▶ _What needs to be done_
Repeat the entire listing exactly.

***** Records to process *****

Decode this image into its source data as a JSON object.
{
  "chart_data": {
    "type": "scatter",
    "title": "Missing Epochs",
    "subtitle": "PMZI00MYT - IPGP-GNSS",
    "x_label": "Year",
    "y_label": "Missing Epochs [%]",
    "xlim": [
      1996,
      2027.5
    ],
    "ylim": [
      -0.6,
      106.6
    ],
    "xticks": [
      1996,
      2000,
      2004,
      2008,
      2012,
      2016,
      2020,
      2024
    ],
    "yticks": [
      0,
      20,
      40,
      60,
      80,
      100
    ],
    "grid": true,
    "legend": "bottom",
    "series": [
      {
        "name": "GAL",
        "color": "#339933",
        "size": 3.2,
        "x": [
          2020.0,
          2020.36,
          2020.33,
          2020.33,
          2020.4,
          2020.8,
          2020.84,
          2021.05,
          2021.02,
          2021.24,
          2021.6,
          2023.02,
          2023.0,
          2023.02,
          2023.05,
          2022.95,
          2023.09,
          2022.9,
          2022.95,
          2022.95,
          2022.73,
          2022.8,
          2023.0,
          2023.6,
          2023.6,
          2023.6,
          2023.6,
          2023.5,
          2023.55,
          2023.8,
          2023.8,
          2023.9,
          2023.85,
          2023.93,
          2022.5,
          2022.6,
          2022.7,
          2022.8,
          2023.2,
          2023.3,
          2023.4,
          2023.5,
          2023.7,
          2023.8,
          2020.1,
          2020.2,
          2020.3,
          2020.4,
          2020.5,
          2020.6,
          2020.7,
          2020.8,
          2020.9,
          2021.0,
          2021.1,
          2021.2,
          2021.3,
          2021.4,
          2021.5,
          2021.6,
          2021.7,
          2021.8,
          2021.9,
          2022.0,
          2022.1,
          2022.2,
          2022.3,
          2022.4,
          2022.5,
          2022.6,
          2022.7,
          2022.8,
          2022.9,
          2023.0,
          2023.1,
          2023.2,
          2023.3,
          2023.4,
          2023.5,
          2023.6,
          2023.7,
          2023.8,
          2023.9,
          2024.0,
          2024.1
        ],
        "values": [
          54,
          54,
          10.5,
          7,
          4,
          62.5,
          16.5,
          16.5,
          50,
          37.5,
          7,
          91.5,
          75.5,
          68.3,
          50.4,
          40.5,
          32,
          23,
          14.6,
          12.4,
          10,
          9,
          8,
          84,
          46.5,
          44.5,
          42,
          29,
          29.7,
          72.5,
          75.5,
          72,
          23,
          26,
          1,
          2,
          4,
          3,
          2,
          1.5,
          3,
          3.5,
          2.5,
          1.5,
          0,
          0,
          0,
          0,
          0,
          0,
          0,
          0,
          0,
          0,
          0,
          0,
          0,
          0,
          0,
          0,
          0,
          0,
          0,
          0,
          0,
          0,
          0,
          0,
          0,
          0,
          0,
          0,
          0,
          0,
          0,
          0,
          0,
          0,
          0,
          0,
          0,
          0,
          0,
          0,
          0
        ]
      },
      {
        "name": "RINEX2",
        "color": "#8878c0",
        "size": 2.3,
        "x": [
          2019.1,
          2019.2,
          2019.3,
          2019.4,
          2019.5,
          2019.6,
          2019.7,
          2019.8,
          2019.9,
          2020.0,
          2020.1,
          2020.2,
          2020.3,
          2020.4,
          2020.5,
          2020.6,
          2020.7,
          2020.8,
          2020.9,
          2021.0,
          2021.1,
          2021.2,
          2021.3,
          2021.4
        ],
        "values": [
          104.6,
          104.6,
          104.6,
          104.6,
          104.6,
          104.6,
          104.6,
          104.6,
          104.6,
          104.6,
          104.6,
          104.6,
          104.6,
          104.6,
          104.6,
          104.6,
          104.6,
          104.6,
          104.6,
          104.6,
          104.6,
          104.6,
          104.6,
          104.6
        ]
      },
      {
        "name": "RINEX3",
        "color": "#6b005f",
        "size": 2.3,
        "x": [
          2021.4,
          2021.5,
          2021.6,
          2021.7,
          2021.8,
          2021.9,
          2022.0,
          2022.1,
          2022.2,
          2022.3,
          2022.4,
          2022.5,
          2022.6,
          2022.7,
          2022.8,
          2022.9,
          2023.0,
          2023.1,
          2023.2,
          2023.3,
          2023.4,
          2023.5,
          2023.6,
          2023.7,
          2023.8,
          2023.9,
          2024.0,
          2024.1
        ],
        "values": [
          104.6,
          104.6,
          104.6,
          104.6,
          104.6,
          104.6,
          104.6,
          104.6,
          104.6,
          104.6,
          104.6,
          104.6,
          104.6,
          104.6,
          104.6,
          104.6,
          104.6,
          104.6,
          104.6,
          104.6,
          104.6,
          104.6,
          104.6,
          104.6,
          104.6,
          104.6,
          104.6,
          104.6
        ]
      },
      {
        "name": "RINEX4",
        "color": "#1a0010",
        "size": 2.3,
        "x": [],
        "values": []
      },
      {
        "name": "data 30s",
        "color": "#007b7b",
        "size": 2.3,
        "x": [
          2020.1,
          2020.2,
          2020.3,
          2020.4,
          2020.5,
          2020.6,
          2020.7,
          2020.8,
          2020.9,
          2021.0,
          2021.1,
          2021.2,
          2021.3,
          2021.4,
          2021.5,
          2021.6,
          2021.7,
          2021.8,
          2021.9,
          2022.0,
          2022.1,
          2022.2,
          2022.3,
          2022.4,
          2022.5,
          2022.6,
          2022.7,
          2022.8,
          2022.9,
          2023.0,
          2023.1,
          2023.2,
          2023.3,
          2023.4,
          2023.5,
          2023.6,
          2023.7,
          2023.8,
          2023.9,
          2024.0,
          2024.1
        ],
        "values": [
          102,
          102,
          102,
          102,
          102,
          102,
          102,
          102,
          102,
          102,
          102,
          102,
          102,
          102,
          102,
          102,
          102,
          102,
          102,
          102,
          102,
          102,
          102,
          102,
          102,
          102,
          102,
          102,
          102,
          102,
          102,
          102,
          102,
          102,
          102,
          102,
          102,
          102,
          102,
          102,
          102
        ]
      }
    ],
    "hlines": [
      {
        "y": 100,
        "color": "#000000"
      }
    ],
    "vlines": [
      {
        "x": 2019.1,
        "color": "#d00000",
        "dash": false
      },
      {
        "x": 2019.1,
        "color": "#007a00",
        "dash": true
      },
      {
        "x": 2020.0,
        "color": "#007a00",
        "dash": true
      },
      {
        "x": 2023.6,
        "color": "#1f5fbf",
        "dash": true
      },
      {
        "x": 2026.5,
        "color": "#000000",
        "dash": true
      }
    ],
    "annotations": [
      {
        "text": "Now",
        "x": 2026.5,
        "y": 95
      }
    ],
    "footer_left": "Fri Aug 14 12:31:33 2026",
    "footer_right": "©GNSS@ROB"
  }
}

*****

▶ _Exercise output_
Decode this image into its source data as a JSON object.
{
  "chart_data": {
    "type": "scatter",
    "title": "Missing Epochs",
    "subtitle": "PMZI00MYT - IPGP-GNSS",
    "x_label": "Year",
    "y_label": "Missing Epochs [%]",
    "xlim": [
      1996,
      2027.5
    ],
    "ylim": [
      -0.6,
      106.6
    ],
    "xticks": [
      1996,
      2000,
      2004,
      2008,
      2012,
      2016,
      2020,
      2024
    ],
    "yticks": [
      0,
      20,
      40,
      60,
      80,
      100
    ],
    "grid": true,
    "legend": "bottom",
    "series": [
      {
        "name": "GAL",
        "color": "#339933",
        "size": 3.2,
        "x": [
          2020.0,
          2020.36,
          2020.33,
          2020.33,
          2020.4,
          2020.8,
          2020.84,
          2021.05,
          2021.02,
          2021.24,
          2021.6,
          2023.02,
          2023.0,
          2023.02,
          2023.05,
          2022.95,
          2023.09,
          2022.9,
          2022.95,
          2022.95,
          2022.73,
          2022.8,
          2023.0,
          2023.6,
          2023.6,
          2023.6,
          2023.6,
          2023.5,
          2023.55,
          2023.8,
          2023.8,
          2023.9,
          2023.85,
          2023.93,
          2022.5,
          2022.6,
          2022.7,
          2022.8,
          2023.2,
          2023.3,
          2023.4,
          2023.5,
          2023.7,
          2023.8,
          2020.1,
          2020.2,
          2020.3,
          2020.4,
          2020.5,
          2020.6,
          2020.7,
          2020.8,
          2020.9,
          2021.0,
          2021.1,
          2021.2,
          2021.3,
          2021.4,
          2021.5,
          2021.6,
          2021.7,
          2021.8,
          2021.9,
          2022.0,
          2022.1,
          2022.2,
          2022.3,
          2022.4,
          2022.5,
          2022.6,
          2022.7,
          2022.8,
          2022.9,
          2023.0,
          2023.1,
          2023.2,
          2023.3,
          2023.4,
          2023.5,
          2023.6,
          2023.7,
          2023.8,
          2023.9,
          2024.0,
          2024.1
        ],
        "values": [
          54,
          54,
          10.5,
          7,
          4,
          62.5,
          16.5,
          16.5,
          50,
          37.5,
          7,
          91.5,
          75.5,
          68.3,
          50.4,
          40.5,
          32,
          23,
          14.6,
          12.4,
          10,
          9,
          8,
          84,
          46.5,
          44.5,
          42,
          29,
          29.7,
          72.5,
          75.5,
          72,
          23,
          26,
          1,
          2,
          4,
          3,
          2,
          1.5,
          3,
          3.5,
          2.5,
          1.5,
          0,
          0,
          0,
          0,
          0,
          0,
          0,
          0,
          0,
          0,
          0,
          0,
          0,
          0,
          0,
          0,
          0,
          0,
          0,
          0,
          0,
          0,
          0,
          0,
          0,
          0,
          0,
          0,
          0,
          0,
          0,
          0,
          0,
          0,
          0,
          0,
          0,
          0,
          0,
          0,
          0
        ]
      },
      {
        "name": "RINEX2",
        "color": "#8878c0",
        "size": 2.3,
        "x": [
          2019.1,
          2019.2,
          2019.3,
          2019.4,
          2019.5,
          2019.6,
          2019.7,
          2019.8,
          2019.9,
          2020.0,
          2020.1,
          2020.2,
          2020.3,
          2020.4,
          2020.5,
          2020.6,
          2020.7,
          2020.8,
          2020.9,
          2021.0,
          2021.1,
          2021.2,
          2021.3,
          2021.4
        ],
        "values": [
          104.6,
          104.6,
          104.6,
          104.6,
          104.6,
          104.6,
          104.6,
          104.6,
          104.6,
          104.6,
          104.6,
          104.6,
          104.6,
          104.6,
          104.6,
          104.6,
          104.6,
          104.6,
          104.6,
          104.6,
          104.6,
          104.6,
          104.6,
          104.6
        ]
      },
      {
        "name": "RINEX3",
        "color": "#6b005f",
        "size": 2.3,
        "x": [
          2021.4,
          2021.5,
          2021.6,
          2021.7,
          2021.8,
          2021.9,
          2022.0,
          2022.1,
          2022.2,
          2022.3,
          2022.4,
          2022.5,
          2022.6,
          2022.7,
          2022.8,
          2022.9,
          2023.0,
          2023.1,
          2023.2,
          2023.3,
          2023.4,
          2023.5,
          2023.6,
          2023.7,
          2023.8,
          2023.9,
          2024.0,
          2024.1
        ],
        "values": [
          104.6,
          104.6,
          104.6,
          104.6,
          104.6,
          104.6,
          104.6,
          104.6,
          104.6,
          104.6,
          104.6,
          104.6,
          104.6,
          104.6,
          104.6,
          104.6,
          104.6,
          104.6,
          104.6,
          104.6,
          104.6,
          104.6,
          104.6,
          104.6,
          104.6,
          104.6,
          104.6,
          104.6
        ]
      },
      {
        "name": "RINEX4",
        "color": "#1a0010",
        "size": 2.3,
        "x": [],
        "values": []
      },
      {
        "name": "data 30s",
        "color": "#007b7b",
        "size": 2.3,
        "x": [
          2020.1,
          2020.2,
          2020.3,
          2020.4,
          2020.5,
          2020.6,
          2020.7,
          2020.8,
          2020.9,
          2021.0,
          2021.1,
          2021.2,
          2021.3,
          2021.4,
          2021.5,
          2021.6,
          2021.7,
          2021.8,
          2021.9,
          2022.0,
          2022.1,
          2022.2,
          2022.3,
          2022.4,
          2022.5,
          2022.6,
          2022.7,
          2022.8,
          2022.9,
          2023.0,
          2023.1,
          2023.2,
          2023.3,
          2023.4,
          2023.5,
          2023.6,
          2023.7,
          2023.8,
          2023.9,
          2024.0,
          2024.1
        ],
        "values": [
          102,
          102,
          102,
          102,
          102,
          102,
          102,
          102,
          102,
          102,
          102,
          102,
          102,
          102,
          102,
          102,
          102,
          102,
          102,
          102,
          102,
          102,
          102,
          102,
          102,
          102,
          102,
          102,
          102,
          102,
          102,
          102,
          102,
          102,
          102,
          102,
          102,
          102,
          102,
          102,
          102
        ]
      }
    ],
    "hlines": [
      {
        "y": 100,
        "color": "#000000"
      }
    ],
    "vlines": [
      {
        "x": 2019.1,
        "color": "#d00000",
        "dash": false
      },
      {
        "x": 2019.1,
        "color": "#007a00",
        "dash": true
      },
      {
        "x": 2020.0,
        "color": "#007a00",
        "dash": true
      },
      {
        "x": 2023.6,
        "color": "#1f5fbf",
        "dash": true
      },
      {
        "x": 2026.5,
        "color": "#000000",
        "dash": true
      }
    ],
    "annotations": [
      {
        "text": "Now",
        "x": 2026.5,
        "y": 95
      }
    ],
    "footer_left": "Fri Aug 14 12:31:33 2026",
    "footer_right": "©GNSS@ROB"
  }
}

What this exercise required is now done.